_Collected data entries:_
▬▬▬▬▬▬▬▬▬▬

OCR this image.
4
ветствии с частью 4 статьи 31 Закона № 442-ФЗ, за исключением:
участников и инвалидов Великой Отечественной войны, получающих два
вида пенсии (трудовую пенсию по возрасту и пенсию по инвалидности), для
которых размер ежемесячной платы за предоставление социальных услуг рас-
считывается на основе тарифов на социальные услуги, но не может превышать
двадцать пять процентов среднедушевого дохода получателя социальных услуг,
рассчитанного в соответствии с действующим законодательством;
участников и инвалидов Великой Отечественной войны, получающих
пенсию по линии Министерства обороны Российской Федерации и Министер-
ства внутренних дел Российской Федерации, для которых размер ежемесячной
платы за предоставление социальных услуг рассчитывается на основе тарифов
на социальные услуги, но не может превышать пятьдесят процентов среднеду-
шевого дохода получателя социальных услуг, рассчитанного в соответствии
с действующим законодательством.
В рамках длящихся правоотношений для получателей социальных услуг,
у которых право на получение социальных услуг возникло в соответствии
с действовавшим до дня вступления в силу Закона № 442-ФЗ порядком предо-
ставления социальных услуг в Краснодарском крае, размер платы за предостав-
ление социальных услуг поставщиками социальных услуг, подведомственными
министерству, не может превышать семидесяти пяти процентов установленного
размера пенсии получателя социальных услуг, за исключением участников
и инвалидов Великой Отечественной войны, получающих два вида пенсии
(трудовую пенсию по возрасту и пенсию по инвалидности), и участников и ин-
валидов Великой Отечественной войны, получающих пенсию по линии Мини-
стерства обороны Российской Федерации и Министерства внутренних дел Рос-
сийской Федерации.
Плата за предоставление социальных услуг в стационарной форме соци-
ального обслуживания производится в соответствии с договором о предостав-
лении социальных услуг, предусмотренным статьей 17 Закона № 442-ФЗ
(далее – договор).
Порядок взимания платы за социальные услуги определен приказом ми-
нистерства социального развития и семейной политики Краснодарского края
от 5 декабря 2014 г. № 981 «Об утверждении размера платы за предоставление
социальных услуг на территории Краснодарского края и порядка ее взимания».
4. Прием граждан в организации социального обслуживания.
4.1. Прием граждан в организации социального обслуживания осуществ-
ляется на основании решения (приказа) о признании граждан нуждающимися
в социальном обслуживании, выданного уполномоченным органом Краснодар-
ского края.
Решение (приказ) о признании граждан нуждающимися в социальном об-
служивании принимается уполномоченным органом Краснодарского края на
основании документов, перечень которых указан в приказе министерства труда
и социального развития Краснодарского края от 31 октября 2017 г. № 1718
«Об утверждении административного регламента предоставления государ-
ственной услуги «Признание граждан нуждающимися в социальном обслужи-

▬▬▬▬▬▬▬▬▬▬

_WORK INSTRUCTIONS:_ Transcribe each entry precisely, missing none.

_SOLVED PROBLEM:_
OCR this image.
4
ветствии с частью 4 статьи 31 Закона № 442-ФЗ, за исключением:
участников и инвалидов Великой Отечественной войны, получающих два
вида пенсии (трудовую пенсию по возрасту и пенсию по инвалидности), для
которых размер ежемесячной платы за предоставление социальных услуг рас-
считывается на основе тарифов на социальные услуги, но не может превышать
двадцать пять процентов среднедушевого дохода получателя социальных услуг,
рассчитанного в соответствии с действующим законодательством;
участников и инвалидов Великой Отечественной войны, получающих
пенсию по линии Министерства обороны Российской Федерации и Министер-
ства внутренних дел Российской Федерации, для которых размер ежемесячной
платы за предоставление социальных услуг рассчитывается на основе тарифов
на социальные услуги, но не может превышать пятьдесят процентов среднеду-
шевого дохода получателя социальных услуг, рассчитанного в соответствии
с действующим законодательством.
В рамках длящихся правоотношений для получателей социальных услуг,
у которых право на получение социальных услуг возникло в соответствии
с действовавшим до дня вступления в силу Закона № 442-ФЗ порядком предо-
ставления социальных услуг в Краснодарском крае, размер платы за предостав-
ление социальных услуг поставщиками социальных услуг, подведомственными
министерству, не может превышать семидесяти пяти процентов установленного
размера пенсии получателя социальных услуг, за исключением участников
и инвалидов Великой Отечественной войны, получающих два вида пенсии
(трудовую пенсию по возрасту и пенсию по инвалидности), и участников и ин-
валидов Великой Отечественной войны, получающих пенсию по линии Мини-
стерства обороны Российской Федерации и Министерства внутренних дел Рос-
сийской Федерации.
Плата за предоставление социальных услуг в стационарной форме соци-
ального обслуживания производится в соответствии с договором о предостав-
лении социальных услуг, предусмотренным статьей 17 Закона № 442-ФЗ
(далее – договор).
Порядок взимания платы за социальные услуги определен приказом ми-
нистерства социального развития и семейной политики Краснодарского края
от 5 декабря 2014 г. № 981 «Об утверждении размера платы за предоставление
социальных услуг на территории Краснодарского края и порядка ее взимания».
4. Прием граждан в организации социального обслуживания.
4.1. Прием граждан в организации социального обслуживания осуществ-
ляется на основании решения (приказа) о признании граждан нуждающимися
в социальном обслуживании, выданного уполномоченным органом Краснодар-
ского края.
Решение (приказ) о признании граждан нуждающимися в социальном об-
служивании принимается уполномоченным органом Краснодарского края на
основании документов, перечень которых указан в приказе министерства труда
и социального развития Краснодарского края от 31 октября 2017 г. № 1718
«Об утверждении административного регламента предоставления государ-
ственной услуги «Признание граждан нуждающимися в социальном обслужи-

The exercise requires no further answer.